WORK ITEM:
Every record below should be printed exactly, except for the pictures.

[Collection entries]
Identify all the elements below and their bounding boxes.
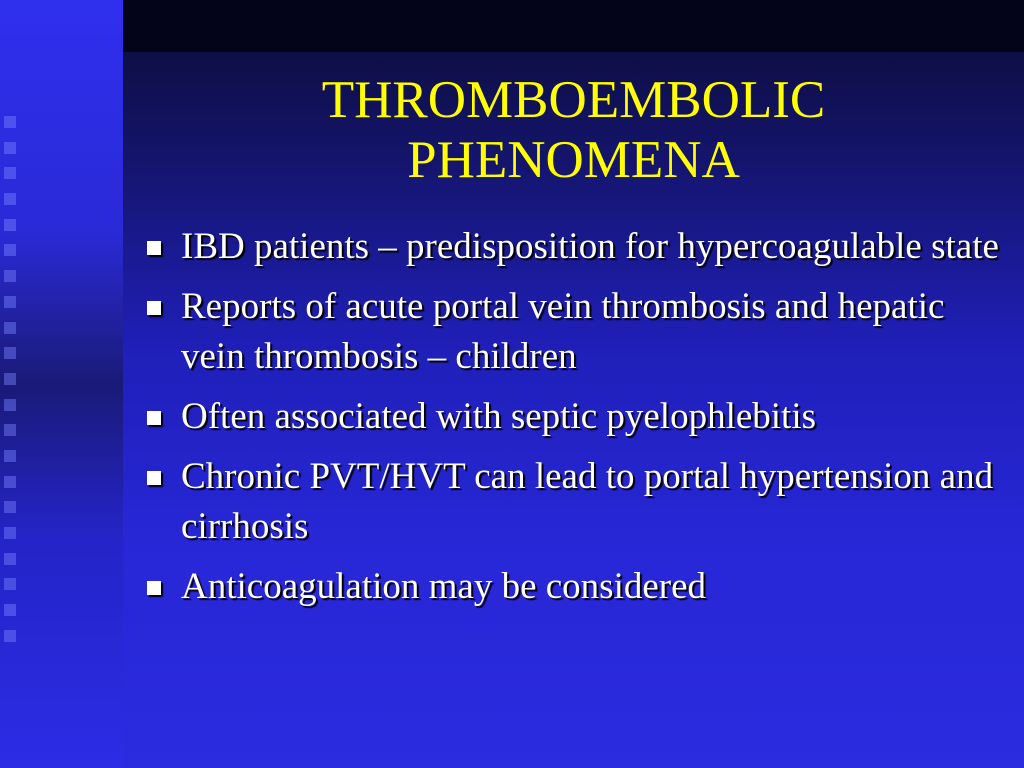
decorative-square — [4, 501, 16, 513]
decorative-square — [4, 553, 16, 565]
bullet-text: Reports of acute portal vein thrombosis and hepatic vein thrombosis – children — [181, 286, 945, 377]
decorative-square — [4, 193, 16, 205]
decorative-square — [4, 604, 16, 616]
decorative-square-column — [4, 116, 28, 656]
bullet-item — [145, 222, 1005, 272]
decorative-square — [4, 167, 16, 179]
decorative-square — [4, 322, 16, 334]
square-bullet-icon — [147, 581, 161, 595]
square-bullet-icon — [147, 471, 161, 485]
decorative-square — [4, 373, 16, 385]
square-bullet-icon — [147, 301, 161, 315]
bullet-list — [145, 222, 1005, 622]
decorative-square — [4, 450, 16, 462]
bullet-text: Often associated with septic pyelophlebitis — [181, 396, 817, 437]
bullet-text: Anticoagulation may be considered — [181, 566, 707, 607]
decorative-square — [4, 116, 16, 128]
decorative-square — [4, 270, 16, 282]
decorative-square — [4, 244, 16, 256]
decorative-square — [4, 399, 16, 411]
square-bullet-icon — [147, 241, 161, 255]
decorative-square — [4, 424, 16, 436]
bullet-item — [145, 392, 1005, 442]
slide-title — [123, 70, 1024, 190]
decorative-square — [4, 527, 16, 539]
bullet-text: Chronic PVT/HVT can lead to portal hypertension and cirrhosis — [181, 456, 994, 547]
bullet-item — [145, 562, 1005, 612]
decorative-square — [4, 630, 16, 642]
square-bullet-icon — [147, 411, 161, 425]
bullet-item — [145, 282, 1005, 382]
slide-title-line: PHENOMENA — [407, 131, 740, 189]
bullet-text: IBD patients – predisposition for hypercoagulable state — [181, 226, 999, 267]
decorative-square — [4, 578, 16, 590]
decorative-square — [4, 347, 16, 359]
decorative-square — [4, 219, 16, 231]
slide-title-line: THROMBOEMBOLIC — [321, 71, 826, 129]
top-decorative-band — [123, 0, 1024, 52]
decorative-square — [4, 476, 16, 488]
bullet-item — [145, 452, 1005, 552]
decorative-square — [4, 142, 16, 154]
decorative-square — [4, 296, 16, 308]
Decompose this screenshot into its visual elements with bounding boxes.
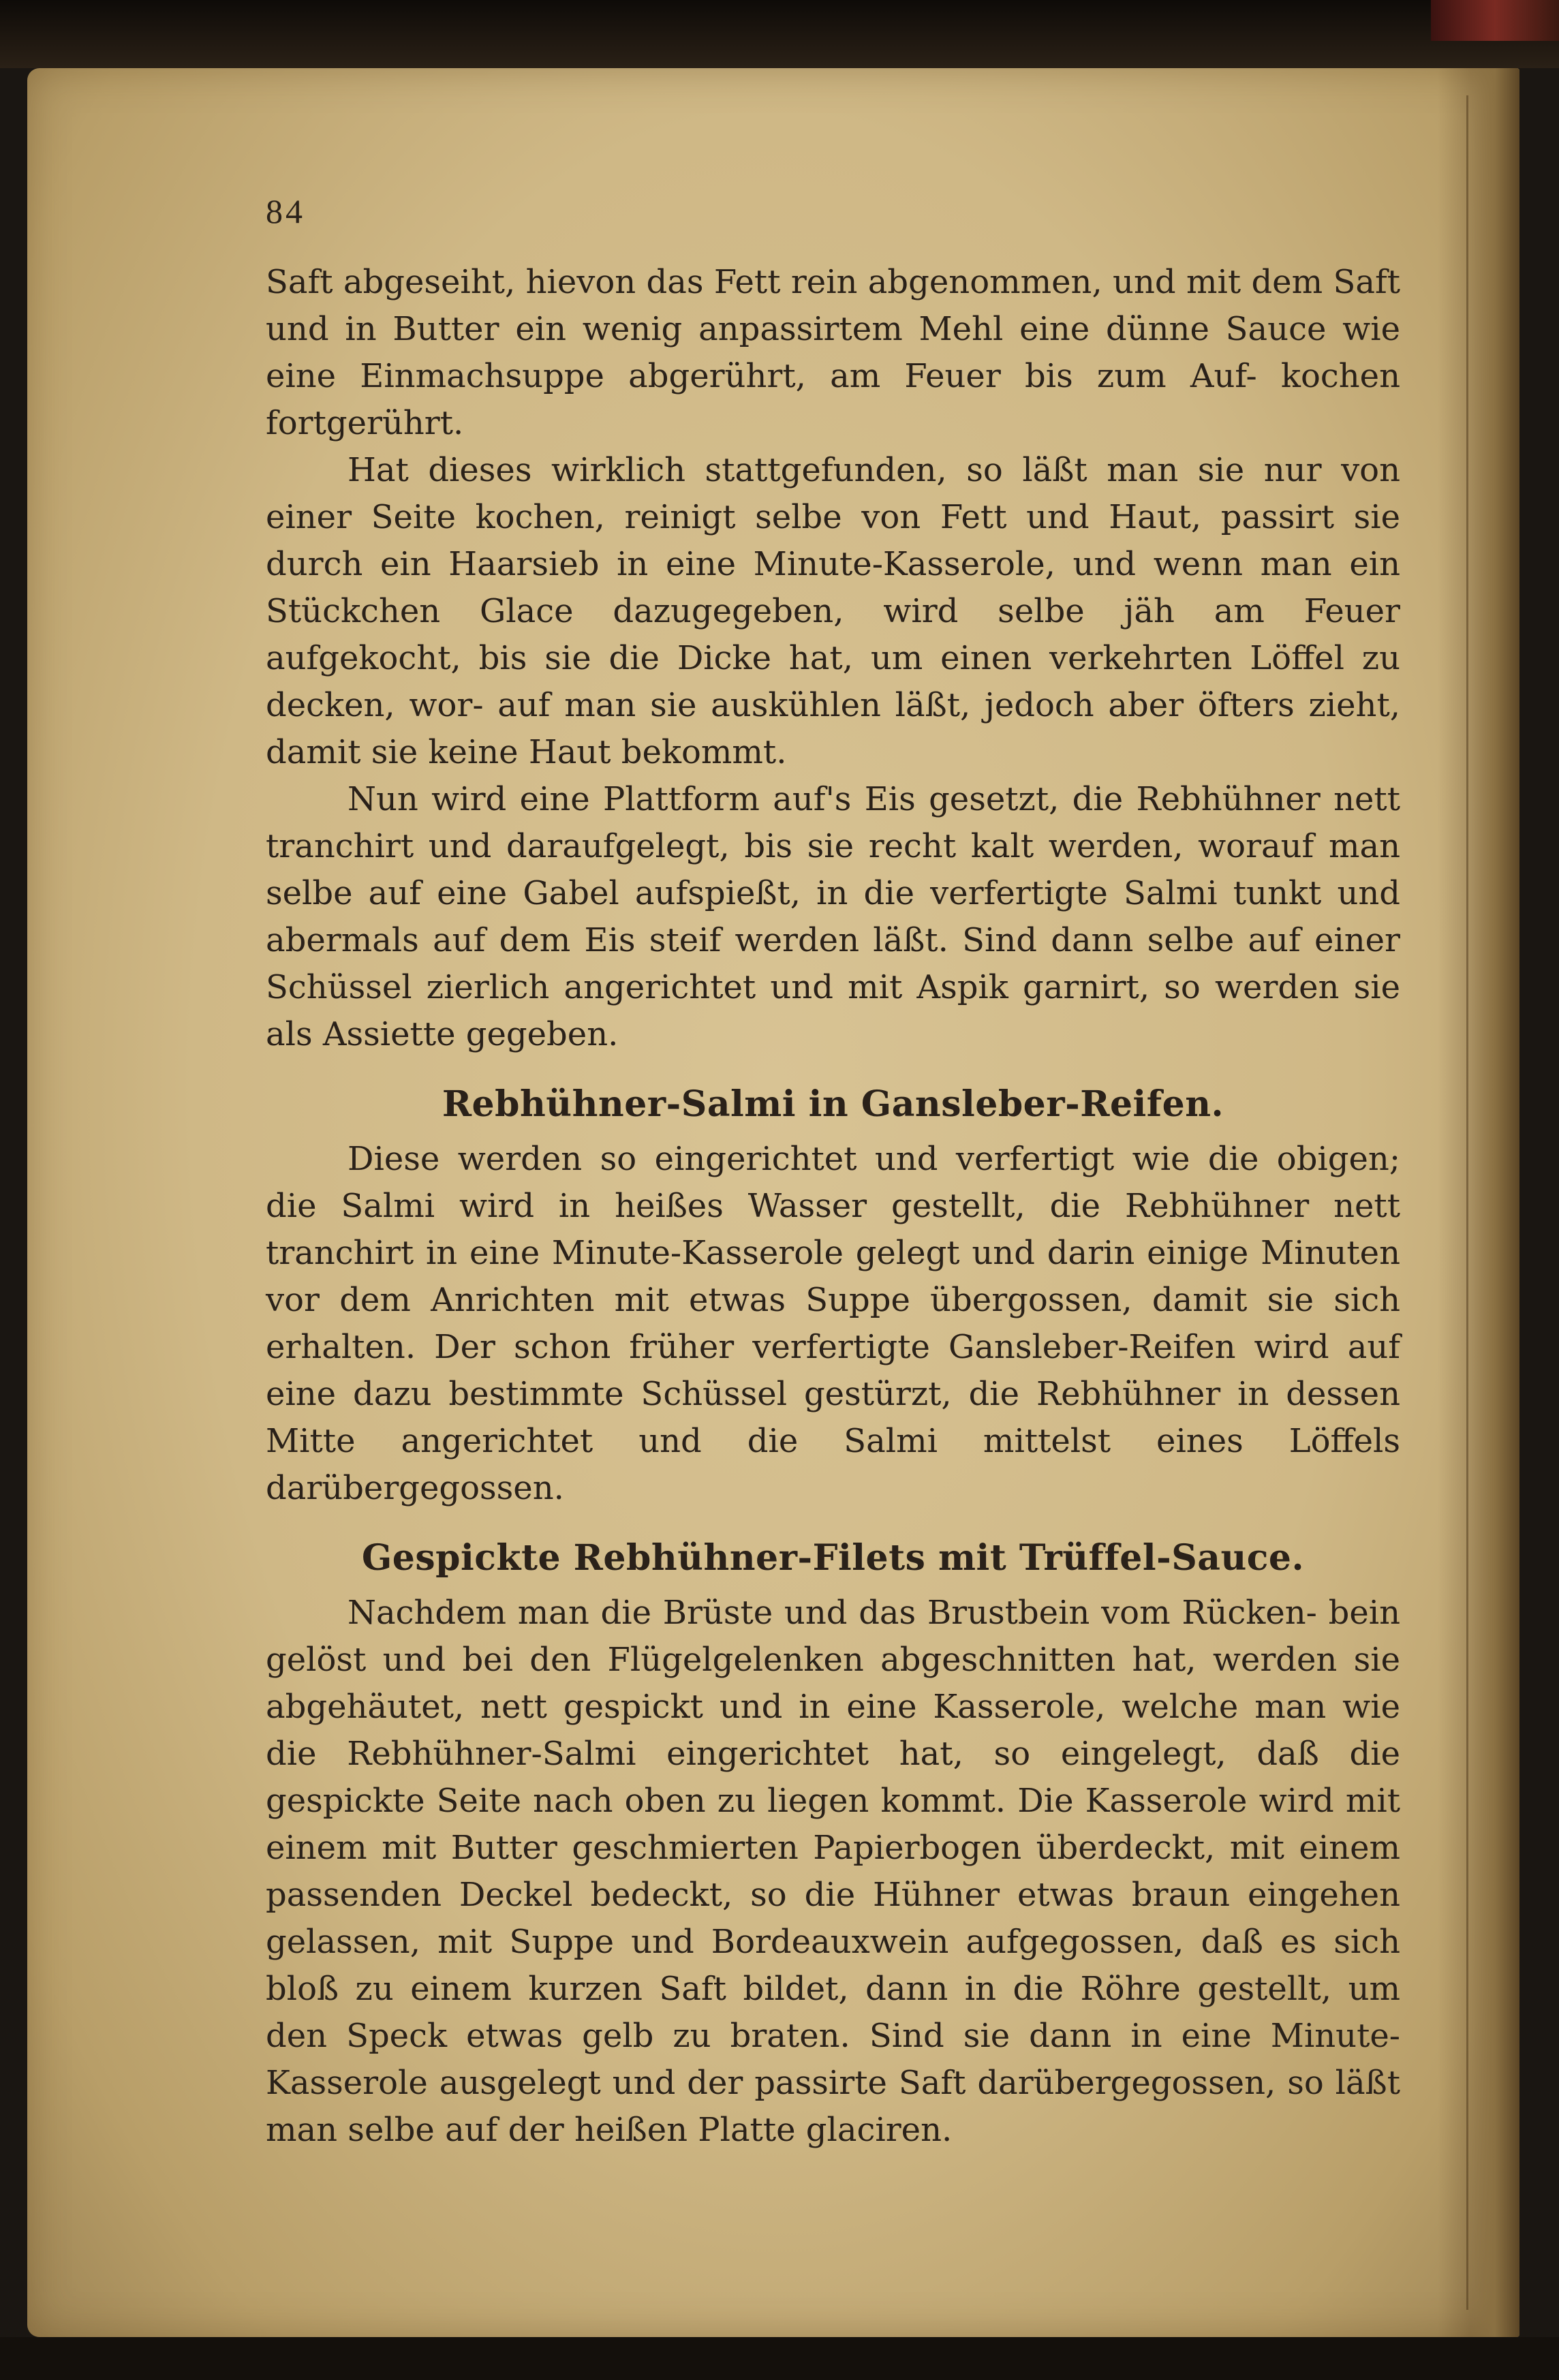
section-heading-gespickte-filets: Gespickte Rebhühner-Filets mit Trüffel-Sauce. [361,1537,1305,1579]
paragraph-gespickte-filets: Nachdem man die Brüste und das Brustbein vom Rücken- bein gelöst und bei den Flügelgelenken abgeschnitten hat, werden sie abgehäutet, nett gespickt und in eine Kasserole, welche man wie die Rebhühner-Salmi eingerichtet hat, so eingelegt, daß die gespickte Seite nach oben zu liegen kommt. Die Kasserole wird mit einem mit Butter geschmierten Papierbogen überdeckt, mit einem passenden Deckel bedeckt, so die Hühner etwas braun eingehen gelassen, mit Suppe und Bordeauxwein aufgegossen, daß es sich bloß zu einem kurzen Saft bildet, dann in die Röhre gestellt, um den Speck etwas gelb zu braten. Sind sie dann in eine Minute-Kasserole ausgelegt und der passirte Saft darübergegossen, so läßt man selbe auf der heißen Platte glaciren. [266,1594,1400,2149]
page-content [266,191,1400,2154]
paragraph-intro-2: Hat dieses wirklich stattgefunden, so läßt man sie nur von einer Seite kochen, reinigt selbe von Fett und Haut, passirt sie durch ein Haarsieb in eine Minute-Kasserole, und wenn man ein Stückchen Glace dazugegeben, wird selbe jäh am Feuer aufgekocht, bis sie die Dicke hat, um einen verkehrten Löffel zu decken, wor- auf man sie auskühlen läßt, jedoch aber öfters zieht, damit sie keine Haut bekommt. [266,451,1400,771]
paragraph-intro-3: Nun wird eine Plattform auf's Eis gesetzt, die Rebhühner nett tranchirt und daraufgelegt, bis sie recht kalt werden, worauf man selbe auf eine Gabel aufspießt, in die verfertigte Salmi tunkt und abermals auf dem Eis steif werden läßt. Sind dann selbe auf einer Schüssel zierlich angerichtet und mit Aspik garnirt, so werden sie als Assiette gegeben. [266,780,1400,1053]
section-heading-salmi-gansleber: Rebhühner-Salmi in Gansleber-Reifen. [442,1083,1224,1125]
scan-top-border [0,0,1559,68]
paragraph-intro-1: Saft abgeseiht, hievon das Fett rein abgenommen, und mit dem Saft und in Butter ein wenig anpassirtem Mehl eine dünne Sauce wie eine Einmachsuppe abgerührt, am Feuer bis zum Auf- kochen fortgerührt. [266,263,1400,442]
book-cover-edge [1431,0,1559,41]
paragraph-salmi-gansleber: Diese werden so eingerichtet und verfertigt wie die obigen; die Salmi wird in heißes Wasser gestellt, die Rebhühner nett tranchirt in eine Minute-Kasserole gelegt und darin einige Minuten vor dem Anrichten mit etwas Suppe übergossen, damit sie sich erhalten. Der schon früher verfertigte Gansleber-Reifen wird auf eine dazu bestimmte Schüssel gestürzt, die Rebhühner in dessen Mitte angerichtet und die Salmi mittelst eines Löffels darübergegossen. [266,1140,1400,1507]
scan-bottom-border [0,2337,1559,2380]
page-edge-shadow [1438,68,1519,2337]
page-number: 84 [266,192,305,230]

EXERCISE OUTPUT:
Identify all the elements below and their bounding boxes.
decorative-square — [4, 501, 16, 513]
decorative-square — [4, 553, 16, 565]
bullet-text: Reports of acute portal vein thrombosis and hepatic vein thrombosis – children — [181, 286, 945, 377]
decorative-square — [4, 193, 16, 205]
decorative-square — [4, 604, 16, 616]
decorative-square-column — [4, 116, 28, 656]
bullet-item — [145, 222, 1005, 272]
decorative-square — [4, 167, 16, 179]
decorative-square — [4, 322, 16, 334]
square-bullet-icon — [147, 581, 161, 595]
square-bullet-icon — [147, 471, 161, 485]
decorative-square — [4, 373, 16, 385]
square-bullet-icon — [147, 301, 161, 315]
bullet-list — [145, 222, 1005, 622]
decorative-square — [4, 450, 16, 462]
bullet-text: Often associated with septic pyelophlebitis — [181, 396, 817, 437]
bullet-text: Anticoagulation may be considered — [181, 566, 707, 607]
decorative-square — [4, 116, 16, 128]
decorative-square — [4, 270, 16, 282]
decorative-square — [4, 244, 16, 256]
decorative-square — [4, 399, 16, 411]
square-bullet-icon — [147, 241, 161, 255]
decorative-square — [4, 424, 16, 436]
bullet-item — [145, 392, 1005, 442]
slide-title — [123, 70, 1024, 190]
decorative-square — [4, 527, 16, 539]
bullet-text: Chronic PVT/HVT can lead to portal hypertension and cirrhosis — [181, 456, 994, 547]
bullet-item — [145, 562, 1005, 612]
decorative-square — [4, 630, 16, 642]
square-bullet-icon — [147, 411, 161, 425]
bullet-item — [145, 282, 1005, 382]
slide-title-line: PHENOMENA — [407, 131, 740, 189]
bullet-text: IBD patients – predisposition for hypercoagulable state — [181, 226, 999, 267]
decorative-square — [4, 578, 16, 590]
decorative-square — [4, 347, 16, 359]
decorative-square — [4, 219, 16, 231]
slide-title-line: THROMBOEMBOLIC — [321, 71, 826, 129]
top-decorative-band — [123, 0, 1024, 52]
decorative-square — [4, 476, 16, 488]
bullet-item — [145, 452, 1005, 552]
decorative-square — [4, 142, 16, 154]
decorative-square — [4, 296, 16, 308]
Decompose this screenshot into its visual elements with bounding boxes.
section-heading-gespickte-filets: Gespickte Rebhühner-Filets mit Trüffel-Sauce. [361,1537,1305,1579]
paragraph-gespickte-filets: Nachdem man die Brüste und das Brustbein vom Rücken- bein gelöst und bei den Flügelgelenken abgeschnitten hat, werden sie abgehäutet, nett gespickt und in eine Kasserole, welche man wie die Rebhühner-Salmi eingerichtet hat, so eingelegt, daß die gespickte Seite nach oben zu liegen kommt. Die Kasserole wird mit einem mit Butter geschmierten Papierbogen überdeckt, mit einem passenden Deckel bedeckt, so die Hühner etwas braun eingehen gelassen, mit Suppe und Bordeauxwein aufgegossen, daß es sich bloß zu einem kurzen Saft bildet, dann in die Röhre gestellt, um den Speck etwas gelb zu braten. Sind sie dann in eine Minute-Kasserole ausgelegt und der passirte Saft darübergegossen, so läßt man selbe auf der heißen Platte glaciren. [266,1594,1400,2149]
page-content [266,191,1400,2154]
paragraph-intro-2: Hat dieses wirklich stattgefunden, so läßt man sie nur von einer Seite kochen, reinigt selbe von Fett und Haut, passirt sie durch ein Haarsieb in eine Minute-Kasserole, und wenn man ein Stückchen Glace dazugegeben, wird selbe jäh am Feuer aufgekocht, bis sie die Dicke hat, um einen verkehrten Löffel zu decken, wor- auf man sie auskühlen läßt, jedoch aber öfters zieht, damit sie keine Haut bekommt. [266,451,1400,771]
paragraph-intro-3: Nun wird eine Plattform auf's Eis gesetzt, die Rebhühner nett tranchirt und daraufgelegt, bis sie recht kalt werden, worauf man selbe auf eine Gabel aufspießt, in die verfertigte Salmi tunkt und abermals auf dem Eis steif werden läßt. Sind dann selbe auf einer Schüssel zierlich angerichtet und mit Aspik garnirt, so werden sie als Assiette gegeben. [266,780,1400,1053]
section-heading-salmi-gansleber: Rebhühner-Salmi in Gansleber-Reifen. [442,1083,1224,1125]
scan-top-border [0,0,1559,68]
paragraph-intro-1: Saft abgeseiht, hievon das Fett rein abgenommen, und mit dem Saft und in Butter ein wenig anpassirtem Mehl eine dünne Sauce wie eine Einmachsuppe abgerührt, am Feuer bis zum Auf- kochen fortgerührt. [266,263,1400,442]
book-cover-edge [1431,0,1559,41]
paragraph-salmi-gansleber: Diese werden so eingerichtet und verfertigt wie die obigen; die Salmi wird in heißes Wasser gestellt, die Rebhühner nett tranchirt in eine Minute-Kasserole gelegt und darin einige Minuten vor dem Anrichten mit etwas Suppe übergossen, damit sie sich erhalten. Der schon früher verfertigte Gansleber-Reifen wird auf eine dazu bestimmte Schüssel gestürzt, die Rebhühner in dessen Mitte angerichtet und die Salmi mittelst eines Löffels darübergegossen. [266,1140,1400,1507]
scan-bottom-border [0,2337,1559,2380]
page-edge-shadow [1438,68,1519,2337]
page-number: 84 [266,192,305,230]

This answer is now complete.